Written request => Are you able to retype all the records below exactly?

┄┄┄┄┄┄

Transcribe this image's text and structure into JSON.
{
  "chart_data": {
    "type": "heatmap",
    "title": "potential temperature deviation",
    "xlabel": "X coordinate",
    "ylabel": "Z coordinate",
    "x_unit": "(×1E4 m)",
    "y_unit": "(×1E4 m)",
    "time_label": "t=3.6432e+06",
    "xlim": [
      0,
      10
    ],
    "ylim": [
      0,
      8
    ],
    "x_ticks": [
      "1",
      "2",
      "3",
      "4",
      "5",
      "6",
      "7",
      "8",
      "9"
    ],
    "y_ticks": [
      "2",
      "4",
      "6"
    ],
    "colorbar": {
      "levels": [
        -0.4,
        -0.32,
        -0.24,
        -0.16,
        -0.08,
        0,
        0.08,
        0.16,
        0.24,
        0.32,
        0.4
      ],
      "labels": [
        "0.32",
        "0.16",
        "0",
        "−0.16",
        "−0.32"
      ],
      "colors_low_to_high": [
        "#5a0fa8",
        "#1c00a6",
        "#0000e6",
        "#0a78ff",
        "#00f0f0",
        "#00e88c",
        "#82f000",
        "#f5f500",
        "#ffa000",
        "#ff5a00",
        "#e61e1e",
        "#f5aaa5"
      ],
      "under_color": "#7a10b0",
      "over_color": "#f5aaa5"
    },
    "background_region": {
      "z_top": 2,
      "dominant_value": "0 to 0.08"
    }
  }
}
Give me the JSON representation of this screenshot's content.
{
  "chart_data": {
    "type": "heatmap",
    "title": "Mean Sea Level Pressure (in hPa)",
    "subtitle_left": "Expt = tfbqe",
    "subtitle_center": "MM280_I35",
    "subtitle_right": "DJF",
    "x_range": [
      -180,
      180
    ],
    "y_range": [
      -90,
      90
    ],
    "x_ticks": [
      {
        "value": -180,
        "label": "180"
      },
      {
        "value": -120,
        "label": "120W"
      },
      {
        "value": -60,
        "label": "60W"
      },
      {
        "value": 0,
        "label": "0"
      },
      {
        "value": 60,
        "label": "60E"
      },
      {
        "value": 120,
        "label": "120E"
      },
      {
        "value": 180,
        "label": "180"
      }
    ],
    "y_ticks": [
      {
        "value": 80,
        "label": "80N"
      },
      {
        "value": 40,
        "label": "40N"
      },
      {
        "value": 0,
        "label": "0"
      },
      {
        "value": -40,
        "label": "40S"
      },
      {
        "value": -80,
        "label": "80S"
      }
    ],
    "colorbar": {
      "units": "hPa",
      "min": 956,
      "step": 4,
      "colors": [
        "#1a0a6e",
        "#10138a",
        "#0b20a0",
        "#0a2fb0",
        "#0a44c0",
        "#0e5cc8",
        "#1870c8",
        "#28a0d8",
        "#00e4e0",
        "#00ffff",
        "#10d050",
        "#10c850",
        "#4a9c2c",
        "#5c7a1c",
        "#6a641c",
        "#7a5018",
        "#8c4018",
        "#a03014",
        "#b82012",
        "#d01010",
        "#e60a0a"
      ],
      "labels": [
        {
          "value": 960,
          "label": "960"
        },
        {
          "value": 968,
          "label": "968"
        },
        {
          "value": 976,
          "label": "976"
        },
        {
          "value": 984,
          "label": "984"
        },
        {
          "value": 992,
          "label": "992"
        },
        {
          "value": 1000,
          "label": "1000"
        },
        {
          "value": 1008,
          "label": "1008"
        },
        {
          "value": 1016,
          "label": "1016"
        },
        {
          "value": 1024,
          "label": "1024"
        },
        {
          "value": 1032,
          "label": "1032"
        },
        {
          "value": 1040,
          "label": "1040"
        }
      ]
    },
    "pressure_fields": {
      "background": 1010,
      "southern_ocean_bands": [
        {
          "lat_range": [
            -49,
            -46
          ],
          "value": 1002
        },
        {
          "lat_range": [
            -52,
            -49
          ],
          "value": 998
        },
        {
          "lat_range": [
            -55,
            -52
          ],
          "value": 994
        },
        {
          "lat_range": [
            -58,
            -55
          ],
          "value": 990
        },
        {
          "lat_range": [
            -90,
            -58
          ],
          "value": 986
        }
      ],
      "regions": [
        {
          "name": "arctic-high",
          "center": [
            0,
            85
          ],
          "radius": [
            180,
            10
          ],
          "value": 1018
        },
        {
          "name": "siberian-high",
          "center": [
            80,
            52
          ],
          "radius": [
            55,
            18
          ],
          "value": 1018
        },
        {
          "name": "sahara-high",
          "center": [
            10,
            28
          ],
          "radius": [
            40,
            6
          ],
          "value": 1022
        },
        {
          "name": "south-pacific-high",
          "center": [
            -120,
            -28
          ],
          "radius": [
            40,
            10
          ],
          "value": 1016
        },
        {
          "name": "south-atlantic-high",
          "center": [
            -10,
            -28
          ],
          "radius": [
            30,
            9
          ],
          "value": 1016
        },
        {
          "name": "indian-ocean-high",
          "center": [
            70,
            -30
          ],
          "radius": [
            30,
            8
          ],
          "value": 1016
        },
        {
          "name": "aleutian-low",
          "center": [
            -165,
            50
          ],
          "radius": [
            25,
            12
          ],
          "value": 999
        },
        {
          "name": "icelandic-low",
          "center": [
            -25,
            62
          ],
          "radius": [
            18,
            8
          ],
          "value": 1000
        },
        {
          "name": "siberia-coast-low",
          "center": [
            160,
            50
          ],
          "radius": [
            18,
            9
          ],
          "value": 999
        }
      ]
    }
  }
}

┄┄┄┄┄┄

Written solution =>
Transcribe this image's text and structure into JSON.
{
  "chart_data": {
    "type": "heatmap",
    "title": "potential temperature deviation",
    "xlabel": "X coordinate",
    "ylabel": "Z coordinate",
    "x_unit": "(×1E4 m)",
    "y_unit": "(×1E4 m)",
    "time_label": "t=3.6432e+06",
    "xlim": [
      0,
      10
    ],
    "ylim": [
      0,
      8
    ],
    "x_ticks": [
      "1",
      "2",
      "3",
      "4",
      "5",
      "6",
      "7",
      "8",
      "9"
    ],
    "y_ticks": [
      "2",
      "4",
      "6"
    ],
    "colorbar": {
      "levels": [
        -0.4,
        -0.32,
        -0.24,
        -0.16,
        -0.08,
        0,
        0.08,
        0.16,
        0.24,
        0.32,
        0.4
      ],
      "labels": [
        "0.32",
        "0.16",
        "0",
        "−0.16",
        "−0.32"
      ],
      "colors_low_to_high": [
        "#5a0fa8",
        "#1c00a6",
        "#0000e6",
        "#0a78ff",
        "#00f0f0",
        "#00e88c",
        "#82f000",
        "#f5f500",
        "#ffa000",
        "#ff5a00",
        "#e61e1e",
        "#f5aaa5"
      ],
      "under_color": "#7a10b0",
      "over_color": "#f5aaa5"
    },
    "background_region": {
      "z_top": 2,
      "dominant_value": "0 to 0.08"
    }
  }
}
Give me the JSON representation of this screenshot's content.
{
  "chart_data": {
    "type": "heatmap",
    "title": "Mean Sea Level Pressure (in hPa)",
    "subtitle_left": "Expt = tfbqe",
    "subtitle_center": "MM280_I35",
    "subtitle_right": "DJF",
    "x_range": [
      -180,
      180
    ],
    "y_range": [
      -90,
      90
    ],
    "x_ticks": [
      {
        "value": -180,
        "label": "180"
      },
      {
        "value": -120,
        "label": "120W"
      },
      {
        "value": -60,
        "label": "60W"
      },
      {
        "value": 0,
        "label": "0"
      },
      {
        "value": 60,
        "label": "60E"
      },
      {
        "value": 120,
        "label": "120E"
      },
      {
        "value": 180,
        "label": "180"
      }
    ],
    "y_ticks": [
      {
        "value": 80,
        "label": "80N"
      },
      {
        "value": 40,
        "label": "40N"
      },
      {
        "value": 0,
        "label": "0"
      },
      {
        "value": -40,
        "label": "40S"
      },
      {
        "value": -80,
        "label": "80S"
      }
    ],
    "colorbar": {
      "units": "hPa",
      "min": 956,
      "step": 4,
      "colors": [
        "#1a0a6e",
        "#10138a",
        "#0b20a0",
        "#0a2fb0",
        "#0a44c0",
        "#0e5cc8",
        "#1870c8",
        "#28a0d8",
        "#00e4e0",
        "#00ffff",
        "#10d050",
        "#10c850",
        "#4a9c2c",
        "#5c7a1c",
        "#6a641c",
        "#7a5018",
        "#8c4018",
        "#a03014",
        "#b82012",
        "#d01010",
        "#e60a0a"
      ],
      "labels": [
        {
          "value": 960,
          "label": "960"
        },
        {
          "value": 968,
          "label": "968"
        },
        {
          "value": 976,
          "label": "976"
        },
        {
          "value": 984,
          "label": "984"
        },
        {
          "value": 992,
          "label": "992"
        },
        {
          "value": 1000,
          "label": "1000"
        },
        {
          "value": 1008,
          "label": "1008"
        },
        {
          "value": 1016,
          "label": "1016"
        },
        {
          "value": 1024,
          "label": "1024"
        },
        {
          "value": 1032,
          "label": "1032"
        },
        {
          "value": 1040,
          "label": "1040"
        }
      ]
    },
    "pressure_fields": {
      "background": 1010,
      "southern_ocean_bands": [
        {
          "lat_range": [
            -49,
            -46
          ],
          "value": 1002
        },
        {
          "lat_range": [
            -52,
            -49
          ],
          "value": 998
        },
        {
          "lat_range": [
            -55,
            -52
          ],
          "value": 994
        },
        {
          "lat_range": [
            -58,
            -55
          ],
          "value": 990
        },
        {
          "lat_range": [
            -90,
            -58
          ],
          "value": 986
        }
      ],
      "regions": [
        {
          "name": "arctic-high",
          "center": [
            0,
            85
          ],
          "radius": [
            180,
            10
          ],
          "value": 1018
        },
        {
          "name": "siberian-high",
          "center": [
            80,
            52
          ],
          "radius": [
            55,
            18
          ],
          "value": 1018
        },
        {
          "name": "sahara-high",
          "center": [
            10,
            28
          ],
          "radius": [
            40,
            6
          ],
          "value": 1022
        },
        {
          "name": "south-pacific-high",
          "center": [
            -120,
            -28
          ],
          "radius": [
            40,
            10
          ],
          "value": 1016
        },
        {
          "name": "south-atlantic-high",
          "center": [
            -10,
            -28
          ],
          "radius": [
            30,
            9
          ],
          "value": 1016
        },
        {
          "name": "indian-ocean-high",
          "center": [
            70,
            -30
          ],
          "radius": [
            30,
            8
          ],
          "value": 1016
        },
        {
          "name": "aleutian-low",
          "center": [
            -165,
            50
          ],
          "radius": [
            25,
            12
          ],
          "value": 999
        },
        {
          "name": "icelandic-low",
          "center": [
            -25,
            62
          ],
          "radius": [
            18,
            8
          ],
          "value": 1000
        },
        {
          "name": "siberia-coast-low",
          "center": [
            160,
            50
          ],
          "radius": [
            18,
            9
          ],
          "value": 999
        }
      ]
    }
  }
}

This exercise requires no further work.